**Task to carry out:** In the copy, keep every record exact and leave out all images.

::::::::

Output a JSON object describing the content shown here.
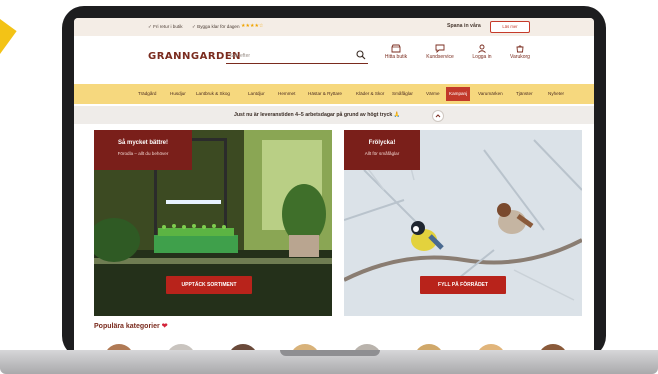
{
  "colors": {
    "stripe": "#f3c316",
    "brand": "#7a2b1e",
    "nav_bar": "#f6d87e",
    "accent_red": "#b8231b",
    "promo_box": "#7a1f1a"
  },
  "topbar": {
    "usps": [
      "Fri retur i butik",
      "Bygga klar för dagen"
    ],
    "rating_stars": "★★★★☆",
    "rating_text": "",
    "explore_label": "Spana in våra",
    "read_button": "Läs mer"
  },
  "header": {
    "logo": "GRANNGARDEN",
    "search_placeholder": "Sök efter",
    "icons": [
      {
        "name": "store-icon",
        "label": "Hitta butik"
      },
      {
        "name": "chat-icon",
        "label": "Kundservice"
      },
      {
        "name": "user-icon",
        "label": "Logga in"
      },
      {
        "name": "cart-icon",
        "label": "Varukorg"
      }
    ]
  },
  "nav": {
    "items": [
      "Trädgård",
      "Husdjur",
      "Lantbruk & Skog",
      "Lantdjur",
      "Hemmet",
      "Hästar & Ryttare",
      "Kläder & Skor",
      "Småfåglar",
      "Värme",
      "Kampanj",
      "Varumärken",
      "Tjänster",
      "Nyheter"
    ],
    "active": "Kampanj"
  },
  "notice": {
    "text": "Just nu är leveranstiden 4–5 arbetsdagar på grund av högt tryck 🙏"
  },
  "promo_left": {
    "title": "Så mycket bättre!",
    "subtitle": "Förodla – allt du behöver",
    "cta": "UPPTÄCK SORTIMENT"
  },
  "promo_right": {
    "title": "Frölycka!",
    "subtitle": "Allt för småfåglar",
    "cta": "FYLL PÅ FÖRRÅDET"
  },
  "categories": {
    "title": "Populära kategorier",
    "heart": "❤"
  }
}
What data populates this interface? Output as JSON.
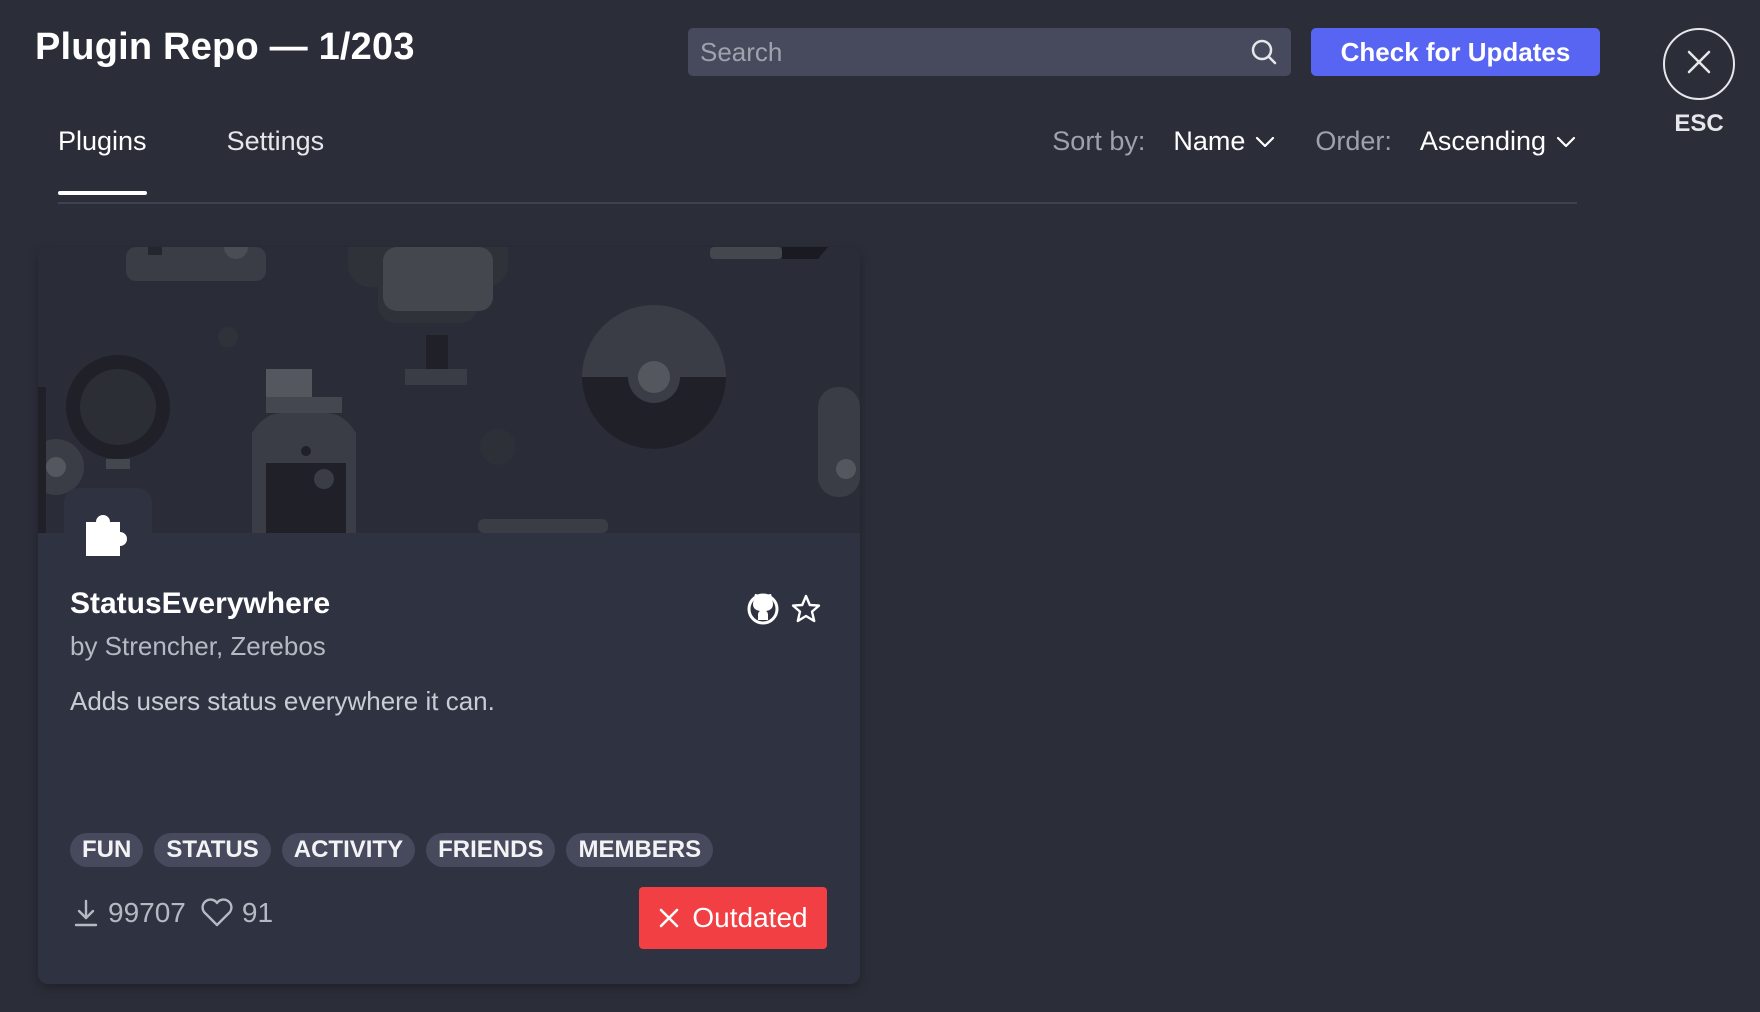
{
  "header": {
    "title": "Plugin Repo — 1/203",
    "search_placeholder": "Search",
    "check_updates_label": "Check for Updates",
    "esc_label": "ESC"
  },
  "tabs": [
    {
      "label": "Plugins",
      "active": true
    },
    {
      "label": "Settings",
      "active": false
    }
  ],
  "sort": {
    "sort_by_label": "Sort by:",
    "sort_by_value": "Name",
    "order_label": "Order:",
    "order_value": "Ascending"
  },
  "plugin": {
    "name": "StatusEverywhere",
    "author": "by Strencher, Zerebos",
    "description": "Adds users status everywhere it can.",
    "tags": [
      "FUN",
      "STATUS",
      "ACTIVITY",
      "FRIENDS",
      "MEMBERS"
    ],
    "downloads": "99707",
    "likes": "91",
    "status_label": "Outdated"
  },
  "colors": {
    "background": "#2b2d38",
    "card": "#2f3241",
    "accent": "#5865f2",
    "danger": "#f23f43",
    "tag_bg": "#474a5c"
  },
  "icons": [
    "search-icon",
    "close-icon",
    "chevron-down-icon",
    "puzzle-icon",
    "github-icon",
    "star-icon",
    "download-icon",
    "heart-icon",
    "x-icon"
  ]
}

::::::::

**Solved exercise:**
Output a JSON object describing the content shown here.
{
  "colors": {
    "stripe": "#f3c316",
    "brand": "#7a2b1e",
    "nav_bar": "#f6d87e",
    "accent_red": "#b8231b",
    "promo_box": "#7a1f1a"
  },
  "topbar": {
    "usps": [
      "Fri retur i butik",
      "Bygga klar för dagen"
    ],
    "rating_stars": "★★★★☆",
    "rating_text": "",
    "explore_label": "Spana in våra",
    "read_button": "Läs mer"
  },
  "header": {
    "logo": "GRANNGARDEN",
    "search_placeholder": "Sök efter",
    "icons": [
      {
        "name": "store-icon",
        "label": "Hitta butik"
      },
      {
        "name": "chat-icon",
        "label": "Kundservice"
      },
      {
        "name": "user-icon",
        "label": "Logga in"
      },
      {
        "name": "cart-icon",
        "label": "Varukorg"
      }
    ]
  },
  "nav": {
    "items": [
      "Trädgård",
      "Husdjur",
      "Lantbruk & Skog",
      "Lantdjur",
      "Hemmet",
      "Hästar & Ryttare",
      "Kläder & Skor",
      "Småfåglar",
      "Värme",
      "Kampanj",
      "Varumärken",
      "Tjänster",
      "Nyheter"
    ],
    "active": "Kampanj"
  },
  "notice": {
    "text": "Just nu är leveranstiden 4–5 arbetsdagar på grund av högt tryck 🙏"
  },
  "promo_left": {
    "title": "Så mycket bättre!",
    "subtitle": "Förodla – allt du behöver",
    "cta": "UPPTÄCK SORTIMENT"
  },
  "promo_right": {
    "title": "Frölycka!",
    "subtitle": "Allt för småfåglar",
    "cta": "FYLL PÅ FÖRRÅDET"
  },
  "categories": {
    "title": "Populära kategorier",
    "heart": "❤"
  }
}
What data populates this interface? Output as JSON.
{
  "header": {
    "title": "Plugin Repo — 1/203",
    "search_placeholder": "Search",
    "check_updates_label": "Check for Updates",
    "esc_label": "ESC"
  },
  "tabs": [
    {
      "label": "Plugins",
      "active": true
    },
    {
      "label": "Settings",
      "active": false
    }
  ],
  "sort": {
    "sort_by_label": "Sort by:",
    "sort_by_value": "Name",
    "order_label": "Order:",
    "order_value": "Ascending"
  },
  "plugin": {
    "name": "StatusEverywhere",
    "author": "by Strencher, Zerebos",
    "description": "Adds users status everywhere it can.",
    "tags": [
      "FUN",
      "STATUS",
      "ACTIVITY",
      "FRIENDS",
      "MEMBERS"
    ],
    "downloads": "99707",
    "likes": "91",
    "status_label": "Outdated"
  },
  "colors": {
    "background": "#2b2d38",
    "card": "#2f3241",
    "accent": "#5865f2",
    "danger": "#f23f43",
    "tag_bg": "#474a5c"
  },
  "icons": [
    "search-icon",
    "close-icon",
    "chevron-down-icon",
    "puzzle-icon",
    "github-icon",
    "star-icon",
    "download-icon",
    "heart-icon",
    "x-icon"
  ]
}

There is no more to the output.